Your answer must be every line of the data below that holds the string "Clara", copied exactly.

◆ AVAILABLE DATA:
*** Block opens ***

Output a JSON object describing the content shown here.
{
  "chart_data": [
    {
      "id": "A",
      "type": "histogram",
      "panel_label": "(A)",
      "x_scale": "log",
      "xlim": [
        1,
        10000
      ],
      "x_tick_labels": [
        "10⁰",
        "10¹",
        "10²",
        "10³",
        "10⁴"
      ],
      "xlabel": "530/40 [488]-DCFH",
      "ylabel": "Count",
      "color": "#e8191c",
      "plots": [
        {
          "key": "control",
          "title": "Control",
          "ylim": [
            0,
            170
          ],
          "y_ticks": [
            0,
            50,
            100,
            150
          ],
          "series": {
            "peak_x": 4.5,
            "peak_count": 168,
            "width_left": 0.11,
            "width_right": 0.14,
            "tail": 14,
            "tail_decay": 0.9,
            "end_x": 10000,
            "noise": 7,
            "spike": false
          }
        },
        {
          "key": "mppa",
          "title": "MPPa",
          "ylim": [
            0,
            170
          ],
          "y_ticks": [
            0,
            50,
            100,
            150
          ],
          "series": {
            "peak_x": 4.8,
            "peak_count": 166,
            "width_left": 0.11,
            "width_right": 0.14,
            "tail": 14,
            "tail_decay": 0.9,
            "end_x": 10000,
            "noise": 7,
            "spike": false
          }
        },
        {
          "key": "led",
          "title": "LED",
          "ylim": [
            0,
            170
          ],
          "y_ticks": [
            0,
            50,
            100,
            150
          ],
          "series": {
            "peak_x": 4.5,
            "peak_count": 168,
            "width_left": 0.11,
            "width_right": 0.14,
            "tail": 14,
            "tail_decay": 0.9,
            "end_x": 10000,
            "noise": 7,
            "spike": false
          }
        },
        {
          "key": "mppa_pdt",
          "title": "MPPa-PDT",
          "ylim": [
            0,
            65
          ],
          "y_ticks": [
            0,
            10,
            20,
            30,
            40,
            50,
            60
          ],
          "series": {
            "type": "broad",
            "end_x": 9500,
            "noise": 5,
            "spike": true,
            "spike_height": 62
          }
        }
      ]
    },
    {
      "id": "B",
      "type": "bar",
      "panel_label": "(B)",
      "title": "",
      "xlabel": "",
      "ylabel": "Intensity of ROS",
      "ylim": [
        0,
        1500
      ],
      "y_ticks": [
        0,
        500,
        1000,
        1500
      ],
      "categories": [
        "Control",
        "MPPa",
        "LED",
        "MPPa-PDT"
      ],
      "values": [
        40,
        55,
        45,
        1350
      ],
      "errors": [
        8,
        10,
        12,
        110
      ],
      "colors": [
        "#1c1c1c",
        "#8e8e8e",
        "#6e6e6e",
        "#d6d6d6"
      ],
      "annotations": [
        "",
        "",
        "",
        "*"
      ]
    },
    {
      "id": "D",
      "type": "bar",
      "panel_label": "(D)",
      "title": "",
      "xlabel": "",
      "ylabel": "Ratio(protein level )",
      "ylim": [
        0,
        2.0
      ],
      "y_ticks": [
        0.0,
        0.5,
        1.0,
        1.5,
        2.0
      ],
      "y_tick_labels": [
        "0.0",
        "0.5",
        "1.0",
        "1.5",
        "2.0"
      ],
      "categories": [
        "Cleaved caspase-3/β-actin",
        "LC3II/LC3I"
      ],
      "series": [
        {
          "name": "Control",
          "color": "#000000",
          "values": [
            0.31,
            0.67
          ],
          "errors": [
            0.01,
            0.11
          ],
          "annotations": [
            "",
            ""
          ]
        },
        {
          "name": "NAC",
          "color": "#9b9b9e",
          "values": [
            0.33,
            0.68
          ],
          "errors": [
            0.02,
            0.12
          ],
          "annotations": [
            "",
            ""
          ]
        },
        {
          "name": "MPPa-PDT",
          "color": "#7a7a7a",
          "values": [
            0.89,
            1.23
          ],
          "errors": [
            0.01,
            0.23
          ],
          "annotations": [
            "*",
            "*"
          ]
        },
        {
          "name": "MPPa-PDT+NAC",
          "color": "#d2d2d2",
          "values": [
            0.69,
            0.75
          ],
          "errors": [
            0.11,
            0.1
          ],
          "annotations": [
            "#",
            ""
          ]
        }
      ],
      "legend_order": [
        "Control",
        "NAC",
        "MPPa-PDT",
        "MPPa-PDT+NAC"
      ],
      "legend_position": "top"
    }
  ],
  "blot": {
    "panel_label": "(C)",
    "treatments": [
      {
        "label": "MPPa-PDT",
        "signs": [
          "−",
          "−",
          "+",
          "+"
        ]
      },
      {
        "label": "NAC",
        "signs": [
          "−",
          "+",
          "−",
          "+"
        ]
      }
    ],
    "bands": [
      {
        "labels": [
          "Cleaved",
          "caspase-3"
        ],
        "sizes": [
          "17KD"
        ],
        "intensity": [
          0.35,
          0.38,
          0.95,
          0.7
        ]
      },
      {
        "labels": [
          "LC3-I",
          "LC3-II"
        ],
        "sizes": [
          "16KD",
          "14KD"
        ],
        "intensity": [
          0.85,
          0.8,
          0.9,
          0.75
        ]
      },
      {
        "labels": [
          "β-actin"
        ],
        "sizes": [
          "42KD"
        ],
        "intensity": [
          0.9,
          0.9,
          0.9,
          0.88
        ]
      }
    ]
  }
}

*** Block closes ***
*** Block opens ***

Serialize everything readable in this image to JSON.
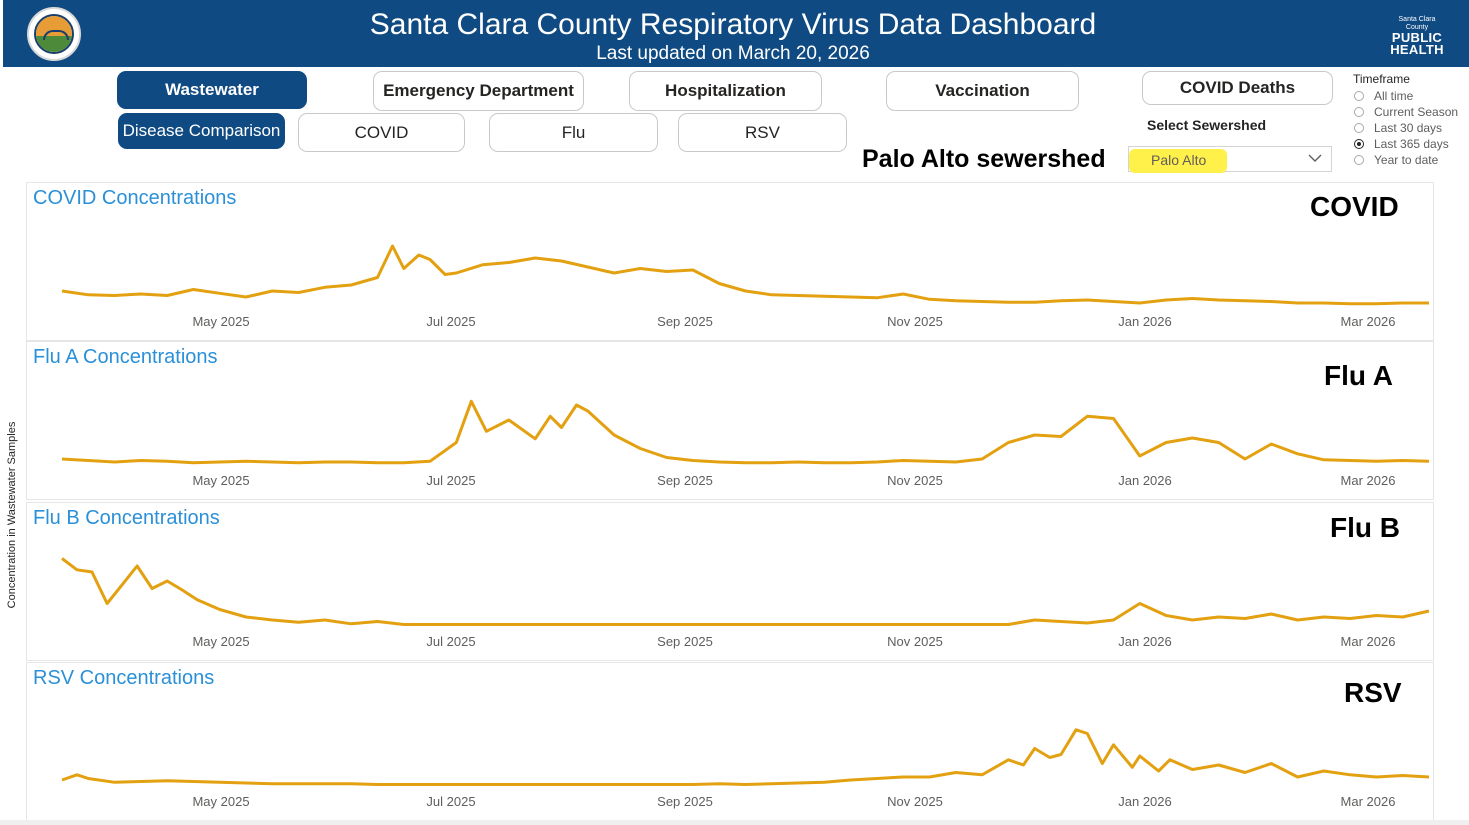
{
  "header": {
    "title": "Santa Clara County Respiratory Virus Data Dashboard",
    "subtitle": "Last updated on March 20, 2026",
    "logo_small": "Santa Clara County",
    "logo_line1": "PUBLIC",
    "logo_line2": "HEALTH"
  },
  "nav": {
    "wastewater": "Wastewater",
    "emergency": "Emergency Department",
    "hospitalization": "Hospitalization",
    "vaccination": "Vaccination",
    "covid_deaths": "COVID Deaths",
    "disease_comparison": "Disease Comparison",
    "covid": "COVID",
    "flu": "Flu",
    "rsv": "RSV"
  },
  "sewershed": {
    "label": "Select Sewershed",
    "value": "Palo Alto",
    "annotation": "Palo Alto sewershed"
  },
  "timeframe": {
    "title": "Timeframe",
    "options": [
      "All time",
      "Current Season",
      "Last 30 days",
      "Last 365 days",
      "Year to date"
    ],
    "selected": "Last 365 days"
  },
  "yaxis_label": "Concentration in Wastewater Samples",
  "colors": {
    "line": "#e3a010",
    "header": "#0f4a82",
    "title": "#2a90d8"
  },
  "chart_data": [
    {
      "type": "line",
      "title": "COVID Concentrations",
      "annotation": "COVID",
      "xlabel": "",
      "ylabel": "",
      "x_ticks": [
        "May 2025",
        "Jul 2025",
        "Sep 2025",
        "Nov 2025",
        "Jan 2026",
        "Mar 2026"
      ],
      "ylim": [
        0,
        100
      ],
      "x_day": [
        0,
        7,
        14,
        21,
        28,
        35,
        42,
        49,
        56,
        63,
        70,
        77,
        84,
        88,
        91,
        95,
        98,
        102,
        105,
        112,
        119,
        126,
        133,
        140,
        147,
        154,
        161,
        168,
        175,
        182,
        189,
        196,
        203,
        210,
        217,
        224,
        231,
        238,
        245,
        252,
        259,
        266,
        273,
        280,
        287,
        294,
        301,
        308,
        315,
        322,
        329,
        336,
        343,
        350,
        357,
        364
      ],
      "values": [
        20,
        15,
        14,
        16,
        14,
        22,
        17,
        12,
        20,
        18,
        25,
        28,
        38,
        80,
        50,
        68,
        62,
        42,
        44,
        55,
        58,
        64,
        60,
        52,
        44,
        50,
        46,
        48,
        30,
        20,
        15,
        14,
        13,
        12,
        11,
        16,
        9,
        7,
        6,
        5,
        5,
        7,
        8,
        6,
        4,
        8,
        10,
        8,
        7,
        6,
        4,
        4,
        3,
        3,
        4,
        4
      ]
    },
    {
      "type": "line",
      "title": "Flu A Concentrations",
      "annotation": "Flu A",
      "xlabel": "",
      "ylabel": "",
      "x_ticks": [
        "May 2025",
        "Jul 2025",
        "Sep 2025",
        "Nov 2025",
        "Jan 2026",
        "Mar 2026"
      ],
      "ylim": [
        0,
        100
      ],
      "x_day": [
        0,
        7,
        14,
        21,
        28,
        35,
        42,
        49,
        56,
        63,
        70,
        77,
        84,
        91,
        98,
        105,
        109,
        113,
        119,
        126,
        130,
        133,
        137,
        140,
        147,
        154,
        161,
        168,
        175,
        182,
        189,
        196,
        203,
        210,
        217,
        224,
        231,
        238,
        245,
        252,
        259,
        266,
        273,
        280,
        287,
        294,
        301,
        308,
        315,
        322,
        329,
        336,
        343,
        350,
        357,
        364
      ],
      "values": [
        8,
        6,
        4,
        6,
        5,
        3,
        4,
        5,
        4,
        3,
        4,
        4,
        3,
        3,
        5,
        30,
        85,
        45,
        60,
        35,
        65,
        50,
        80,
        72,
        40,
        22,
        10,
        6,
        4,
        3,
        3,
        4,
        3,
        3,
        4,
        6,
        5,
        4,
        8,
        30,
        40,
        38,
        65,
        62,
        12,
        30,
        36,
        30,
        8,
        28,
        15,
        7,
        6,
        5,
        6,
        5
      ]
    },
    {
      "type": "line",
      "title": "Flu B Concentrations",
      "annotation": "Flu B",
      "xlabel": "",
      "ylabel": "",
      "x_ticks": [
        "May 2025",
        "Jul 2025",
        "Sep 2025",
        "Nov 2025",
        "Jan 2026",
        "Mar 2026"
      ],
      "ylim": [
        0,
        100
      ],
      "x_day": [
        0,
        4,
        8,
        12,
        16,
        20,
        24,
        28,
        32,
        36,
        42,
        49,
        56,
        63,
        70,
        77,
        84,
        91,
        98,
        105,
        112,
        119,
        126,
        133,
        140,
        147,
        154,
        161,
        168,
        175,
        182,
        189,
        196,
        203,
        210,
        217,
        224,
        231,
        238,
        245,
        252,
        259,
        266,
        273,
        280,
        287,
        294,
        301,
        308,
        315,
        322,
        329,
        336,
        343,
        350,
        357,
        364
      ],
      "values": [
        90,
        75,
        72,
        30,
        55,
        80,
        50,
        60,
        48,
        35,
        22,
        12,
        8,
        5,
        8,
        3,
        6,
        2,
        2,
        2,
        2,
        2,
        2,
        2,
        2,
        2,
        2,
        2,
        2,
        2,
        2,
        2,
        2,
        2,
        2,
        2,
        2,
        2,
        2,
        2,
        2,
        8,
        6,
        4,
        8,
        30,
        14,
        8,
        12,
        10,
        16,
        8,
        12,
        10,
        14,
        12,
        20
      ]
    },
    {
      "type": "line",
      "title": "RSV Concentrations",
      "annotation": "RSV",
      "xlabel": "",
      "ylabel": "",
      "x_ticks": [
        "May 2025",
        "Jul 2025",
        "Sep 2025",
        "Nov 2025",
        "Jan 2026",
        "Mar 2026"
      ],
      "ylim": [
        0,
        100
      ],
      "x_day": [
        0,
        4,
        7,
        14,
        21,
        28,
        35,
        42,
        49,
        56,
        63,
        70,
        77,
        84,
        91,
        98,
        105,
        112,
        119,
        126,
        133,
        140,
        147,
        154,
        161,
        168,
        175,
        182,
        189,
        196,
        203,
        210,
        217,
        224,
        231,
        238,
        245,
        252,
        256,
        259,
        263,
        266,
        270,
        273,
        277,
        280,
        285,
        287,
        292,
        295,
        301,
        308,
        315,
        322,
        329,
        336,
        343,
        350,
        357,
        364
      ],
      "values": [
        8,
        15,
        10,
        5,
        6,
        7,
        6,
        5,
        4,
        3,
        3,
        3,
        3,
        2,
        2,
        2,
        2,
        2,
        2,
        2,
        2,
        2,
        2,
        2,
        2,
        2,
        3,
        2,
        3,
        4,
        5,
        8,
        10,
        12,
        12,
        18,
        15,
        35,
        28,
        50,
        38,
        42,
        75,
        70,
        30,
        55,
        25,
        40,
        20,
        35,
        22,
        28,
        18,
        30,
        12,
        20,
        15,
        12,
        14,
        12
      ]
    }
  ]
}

*** Block closes ***

◆ EXPECTED OUTPUT:
    "title": "Santa Clara County Respiratory Virus Data Dashboard",
    "logo_small": "Santa Clara County",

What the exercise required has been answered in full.